→ **TASK DETAILS**: All of the listing below must be repeated word for word. Pictures are the only thing to omit.

── ENTRIES SUPPLIED

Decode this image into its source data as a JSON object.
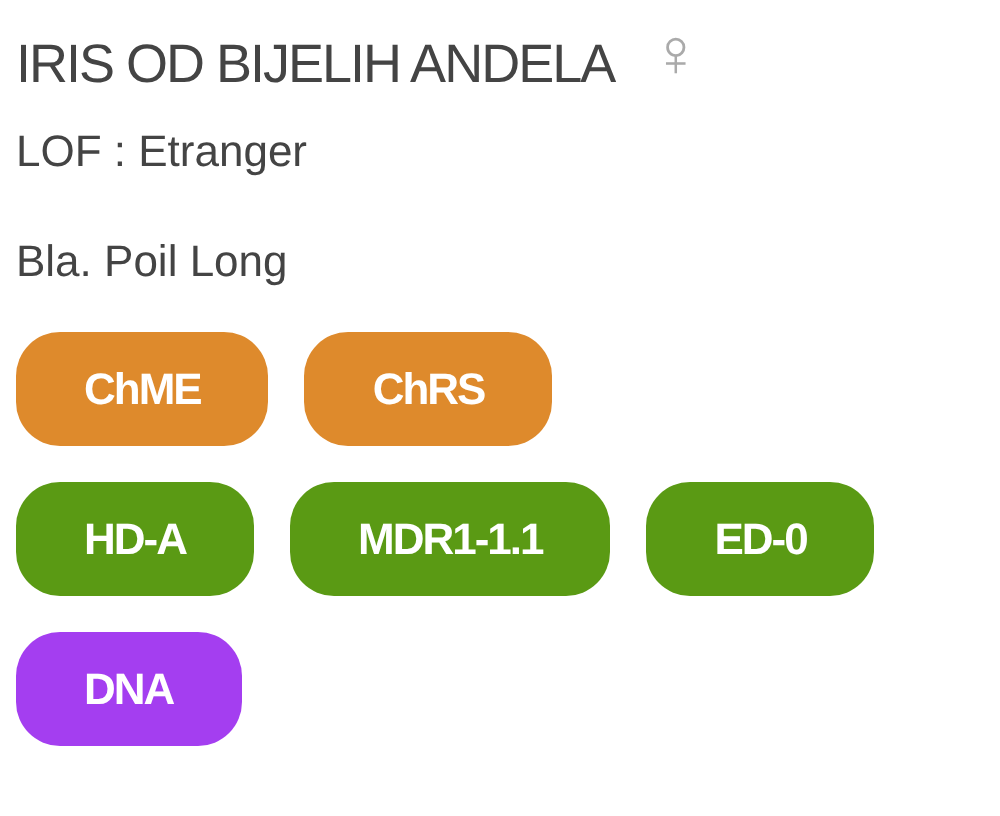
{
  "name": "IRIS OD BIJELIH ANDELA",
  "sex_symbol": "♀",
  "registry": "LOF : Etranger",
  "coat": "Bla. Poil Long",
  "badge_rows": [
    [
      {
        "label": "ChME",
        "color": "#de8a2c"
      },
      {
        "label": "ChRS",
        "color": "#de8a2c"
      }
    ],
    [
      {
        "label": "HD-A",
        "color": "#5a9a14"
      },
      {
        "label": "MDR1-1.1",
        "color": "#5a9a14"
      },
      {
        "label": "ED-0",
        "color": "#5a9a14"
      }
    ],
    [
      {
        "label": "DNA",
        "color": "#a43ef0"
      }
    ]
  ]
}
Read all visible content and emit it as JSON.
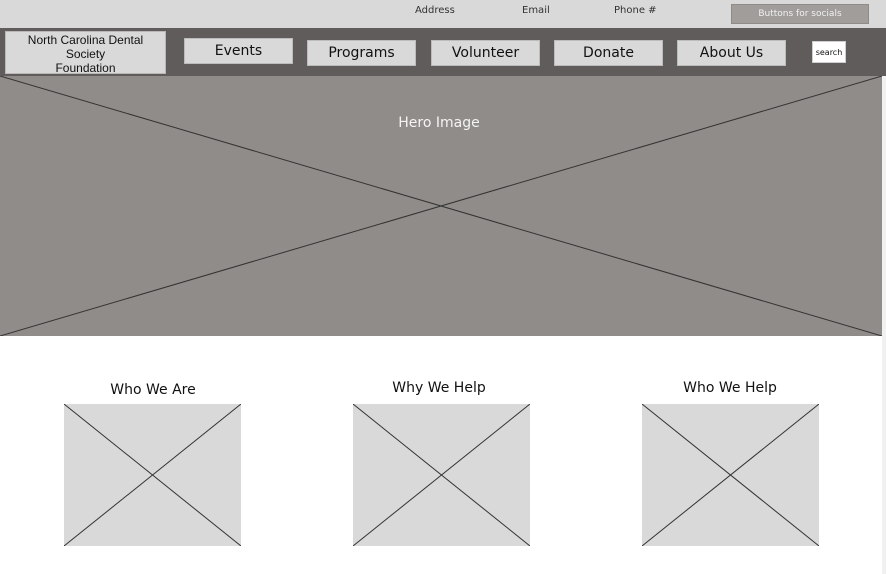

────

→ **FINAL ANSWER**:
Decode this image into its source data as a JSON object.
{
  "name": "IRIS OD BIJELIH ANDELA",
  "sex_symbol": "♀",
  "registry": "LOF : Etranger",
  "coat": "Bla. Poil Long",
  "badge_rows": [
    [
      {
        "label": "ChME",
        "color": "#de8a2c"
      },
      {
        "label": "ChRS",
        "color": "#de8a2c"
      }
    ],
    [
      {
        "label": "HD-A",
        "color": "#5a9a14"
      },
      {
        "label": "MDR1-1.1",
        "color": "#5a9a14"
      },
      {
        "label": "ED-0",
        "color": "#5a9a14"
      }
    ],
    [
      {
        "label": "DNA",
        "color": "#a43ef0"
      }
    ]
  ]
}
Read all visible content and emit it as JSON.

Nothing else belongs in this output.